[RECORD EXCERPTS]:
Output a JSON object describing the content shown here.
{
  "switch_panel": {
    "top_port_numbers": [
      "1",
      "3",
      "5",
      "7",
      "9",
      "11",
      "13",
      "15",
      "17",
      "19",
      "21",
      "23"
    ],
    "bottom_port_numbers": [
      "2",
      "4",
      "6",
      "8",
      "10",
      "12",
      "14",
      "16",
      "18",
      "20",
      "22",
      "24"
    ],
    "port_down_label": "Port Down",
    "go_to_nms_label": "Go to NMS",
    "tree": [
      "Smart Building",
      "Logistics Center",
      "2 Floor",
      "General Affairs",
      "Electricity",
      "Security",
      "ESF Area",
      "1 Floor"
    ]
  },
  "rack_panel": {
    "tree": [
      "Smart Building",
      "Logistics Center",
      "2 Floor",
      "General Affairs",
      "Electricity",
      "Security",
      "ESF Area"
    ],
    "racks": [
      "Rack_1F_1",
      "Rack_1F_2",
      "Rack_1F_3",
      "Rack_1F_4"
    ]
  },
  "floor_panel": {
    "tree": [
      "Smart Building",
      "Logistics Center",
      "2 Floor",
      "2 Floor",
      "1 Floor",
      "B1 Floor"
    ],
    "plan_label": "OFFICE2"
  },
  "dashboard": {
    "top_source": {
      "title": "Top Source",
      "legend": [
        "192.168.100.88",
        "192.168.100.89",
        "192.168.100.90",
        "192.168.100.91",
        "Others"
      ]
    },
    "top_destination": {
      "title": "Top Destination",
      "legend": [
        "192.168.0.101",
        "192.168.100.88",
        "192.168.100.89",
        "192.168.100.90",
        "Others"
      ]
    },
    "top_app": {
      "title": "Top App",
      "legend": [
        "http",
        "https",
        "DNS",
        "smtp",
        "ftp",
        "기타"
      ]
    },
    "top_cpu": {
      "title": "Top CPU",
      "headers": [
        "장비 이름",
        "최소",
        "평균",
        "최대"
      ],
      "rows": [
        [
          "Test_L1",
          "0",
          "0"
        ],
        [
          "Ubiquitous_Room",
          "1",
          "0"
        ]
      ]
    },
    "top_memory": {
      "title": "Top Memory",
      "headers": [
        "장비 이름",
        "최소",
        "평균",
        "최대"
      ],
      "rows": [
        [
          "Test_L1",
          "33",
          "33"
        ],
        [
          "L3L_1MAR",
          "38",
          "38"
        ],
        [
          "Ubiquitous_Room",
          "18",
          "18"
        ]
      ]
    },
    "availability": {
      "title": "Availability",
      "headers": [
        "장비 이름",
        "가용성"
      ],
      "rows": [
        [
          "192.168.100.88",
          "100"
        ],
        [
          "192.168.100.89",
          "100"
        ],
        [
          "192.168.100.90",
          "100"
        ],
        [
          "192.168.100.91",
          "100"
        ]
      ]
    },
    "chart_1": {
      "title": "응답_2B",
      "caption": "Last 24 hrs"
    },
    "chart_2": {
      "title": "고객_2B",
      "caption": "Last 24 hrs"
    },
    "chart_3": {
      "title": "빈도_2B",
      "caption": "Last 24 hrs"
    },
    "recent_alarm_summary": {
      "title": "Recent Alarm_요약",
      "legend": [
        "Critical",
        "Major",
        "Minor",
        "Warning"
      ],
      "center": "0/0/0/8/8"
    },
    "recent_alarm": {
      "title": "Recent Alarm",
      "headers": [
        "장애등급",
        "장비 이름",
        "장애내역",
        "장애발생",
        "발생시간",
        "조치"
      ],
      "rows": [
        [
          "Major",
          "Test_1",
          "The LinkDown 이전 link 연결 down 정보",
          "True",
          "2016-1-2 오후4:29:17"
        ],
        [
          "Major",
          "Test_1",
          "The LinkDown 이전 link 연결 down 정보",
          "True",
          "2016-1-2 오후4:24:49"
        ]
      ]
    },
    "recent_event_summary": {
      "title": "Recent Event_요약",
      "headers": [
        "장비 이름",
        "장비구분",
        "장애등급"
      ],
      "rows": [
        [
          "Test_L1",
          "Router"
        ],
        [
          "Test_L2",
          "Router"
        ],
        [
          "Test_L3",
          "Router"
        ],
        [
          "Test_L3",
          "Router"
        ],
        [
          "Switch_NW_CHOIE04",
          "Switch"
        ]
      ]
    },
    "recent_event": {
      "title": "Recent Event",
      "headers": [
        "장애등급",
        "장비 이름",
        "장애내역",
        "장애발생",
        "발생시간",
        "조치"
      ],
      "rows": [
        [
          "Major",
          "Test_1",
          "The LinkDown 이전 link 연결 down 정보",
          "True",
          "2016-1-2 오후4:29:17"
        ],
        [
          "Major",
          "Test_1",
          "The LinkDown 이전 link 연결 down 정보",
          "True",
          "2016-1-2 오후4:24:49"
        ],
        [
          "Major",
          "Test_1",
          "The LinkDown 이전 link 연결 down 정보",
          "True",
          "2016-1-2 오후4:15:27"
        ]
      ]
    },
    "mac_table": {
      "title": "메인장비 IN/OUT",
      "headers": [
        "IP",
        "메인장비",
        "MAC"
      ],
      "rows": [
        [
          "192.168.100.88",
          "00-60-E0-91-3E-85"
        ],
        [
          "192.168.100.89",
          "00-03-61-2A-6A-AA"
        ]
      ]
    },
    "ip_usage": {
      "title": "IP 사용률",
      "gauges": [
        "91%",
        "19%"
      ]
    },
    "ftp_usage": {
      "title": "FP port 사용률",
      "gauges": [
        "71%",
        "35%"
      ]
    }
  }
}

[THE EXERCISE]: Pull out each record as written and restate it exactly.

[EXERCISE ANSWER]:
Output a JSON object describing the content shown here.
{
  "switch_panel": {
    "top_port_numbers": [
      "1",
      "3",
      "5",
      "7",
      "9",
      "11",
      "13",
      "15",
      "17",
      "19",
      "21",
      "23"
    ],
    "bottom_port_numbers": [
      "2",
      "4",
      "6",
      "8",
      "10",
      "12",
      "14",
      "16",
      "18",
      "20",
      "22",
      "24"
    ],
    "port_down_label": "Port Down",
    "go_to_nms_label": "Go to NMS",
    "tree": [
      "Smart Building",
      "Logistics Center",
      "2 Floor",
      "General Affairs",
      "Electricity",
      "Security",
      "ESF Area",
      "1 Floor"
    ]
  },
  "rack_panel": {
    "tree": [
      "Smart Building",
      "Logistics Center",
      "2 Floor",
      "General Affairs",
      "Electricity",
      "Security",
      "ESF Area"
    ],
    "racks": [
      "Rack_1F_1",
      "Rack_1F_2",
      "Rack_1F_3",
      "Rack_1F_4"
    ]
  },
  "floor_panel": {
    "tree": [
      "Smart Building",
      "Logistics Center",
      "2 Floor",
      "2 Floor",
      "1 Floor",
      "B1 Floor"
    ],
    "plan_label": "OFFICE2"
  },
  "dashboard": {
    "top_source": {
      "title": "Top Source",
      "legend": [
        "192.168.100.88",
        "192.168.100.89",
        "192.168.100.90",
        "192.168.100.91",
        "Others"
      ]
    },
    "top_destination": {
      "title": "Top Destination",
      "legend": [
        "192.168.0.101",
        "192.168.100.88",
        "192.168.100.89",
        "192.168.100.90",
        "Others"
      ]
    },
    "top_app": {
      "title": "Top App",
      "legend": [
        "http",
        "https",
        "DNS",
        "smtp",
        "ftp",
        "기타"
      ]
    },
    "top_cpu": {
      "title": "Top CPU",
      "headers": [
        "장비 이름",
        "최소",
        "평균",
        "최대"
      ],
      "rows": [
        [
          "Test_L1",
          "0",
          "0"
        ],
        [
          "Ubiquitous_Room",
          "1",
          "0"
        ]
      ]
    },
    "top_memory": {
      "title": "Top Memory",
      "headers": [
        "장비 이름",
        "최소",
        "평균",
        "최대"
      ],
      "rows": [
        [
          "Test_L1",
          "33",
          "33"
        ],
        [
          "L3L_1MAR",
          "38",
          "38"
        ],
        [
          "Ubiquitous_Room",
          "18",
          "18"
        ]
      ]
    },
    "availability": {
      "title": "Availability",
      "headers": [
        "장비 이름",
        "가용성"
      ],
      "rows": [
        [
          "192.168.100.88",
          "100"
        ],
        [
          "192.168.100.89",
          "100"
        ],
        [
          "192.168.100.90",
          "100"
        ],
        [
          "192.168.100.91",
          "100"
        ]
      ]
    },
    "chart_1": {
      "title": "응답_2B",
      "caption": "Last 24 hrs"
    },
    "chart_2": {
      "title": "고객_2B",
      "caption": "Last 24 hrs"
    },
    "chart_3": {
      "title": "빈도_2B",
      "caption": "Last 24 hrs"
    },
    "recent_alarm_summary": {
      "title": "Recent Alarm_요약",
      "legend": [
        "Critical",
        "Major",
        "Minor",
        "Warning"
      ],
      "center": "0/0/0/8/8"
    },
    "recent_alarm": {
      "title": "Recent Alarm",
      "headers": [
        "장애등급",
        "장비 이름",
        "장애내역",
        "장애발생",
        "발생시간",
        "조치"
      ],
      "rows": [
        [
          "Major",
          "Test_1",
          "The LinkDown 이전 link 연결 down 정보",
          "True",
          "2016-1-2 오후4:29:17"
        ],
        [
          "Major",
          "Test_1",
          "The LinkDown 이전 link 연결 down 정보",
          "True",
          "2016-1-2 오후4:24:49"
        ]
      ]
    },
    "recent_event_summary": {
      "title": "Recent Event_요약",
      "headers": [
        "장비 이름",
        "장비구분",
        "장애등급"
      ],
      "rows": [
        [
          "Test_L1",
          "Router"
        ],
        [
          "Test_L2",
          "Router"
        ],
        [
          "Test_L3",
          "Router"
        ],
        [
          "Test_L3",
          "Router"
        ],
        [
          "Switch_NW_CHOIE04",
          "Switch"
        ]
      ]
    },
    "recent_event": {
      "title": "Recent Event",
      "headers": [
        "장애등급",
        "장비 이름",
        "장애내역",
        "장애발생",
        "발생시간",
        "조치"
      ],
      "rows": [
        [
          "Major",
          "Test_1",
          "The LinkDown 이전 link 연결 down 정보",
          "True",
          "2016-1-2 오후4:29:17"
        ],
        [
          "Major",
          "Test_1",
          "The LinkDown 이전 link 연결 down 정보",
          "True",
          "2016-1-2 오후4:24:49"
        ],
        [
          "Major",
          "Test_1",
          "The LinkDown 이전 link 연결 down 정보",
          "True",
          "2016-1-2 오후4:15:27"
        ]
      ]
    },
    "mac_table": {
      "title": "메인장비 IN/OUT",
      "headers": [
        "IP",
        "메인장비",
        "MAC"
      ],
      "rows": [
        [
          "192.168.100.88",
          "00-60-E0-91-3E-85"
        ],
        [
          "192.168.100.89",
          "00-03-61-2A-6A-AA"
        ]
      ]
    },
    "ip_usage": {
      "title": "IP 사용률",
      "gauges": [
        "91%",
        "19%"
      ]
    },
    "ftp_usage": {
      "title": "FP port 사용률",
      "gauges": [
        "71%",
        "35%"
      ]
    }
  }
}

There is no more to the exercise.